> [WHAT IS NEEDED]: Return the entries verbatim and drop every picture.

(Stored data entries)
====

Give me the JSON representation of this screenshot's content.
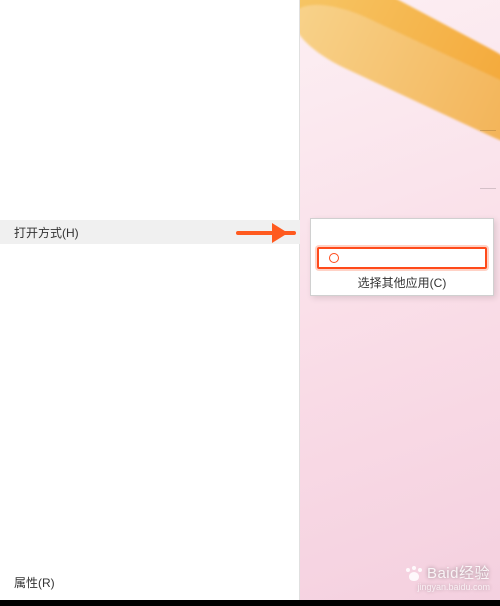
{
  "context_menu": {
    "open_with": {
      "label": "打开方式(H)"
    },
    "properties": {
      "label": "属性(R)"
    }
  },
  "submenu": {
    "choose_other": "选择其他应用(C)"
  },
  "watermark": {
    "brand": "Baid",
    "brand_cn": "经验",
    "sub": "jingyan.baidu.com"
  },
  "annotation": {
    "arrow_color": "#ff5a1f",
    "highlight_color": "#ff4a1a"
  }
}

====

> [RESULT BELOW]:
Give me the JSON representation of this screenshot's content.
{
  "context_menu": {
    "open_with": {
      "label": "打开方式(H)"
    },
    "properties": {
      "label": "属性(R)"
    }
  },
  "submenu": {
    "choose_other": "选择其他应用(C)"
  },
  "watermark": {
    "brand": "Baid",
    "brand_cn": "经验",
    "sub": "jingyan.baidu.com"
  },
  "annotation": {
    "arrow_color": "#ff5a1f",
    "highlight_color": "#ff4a1a"
  }
}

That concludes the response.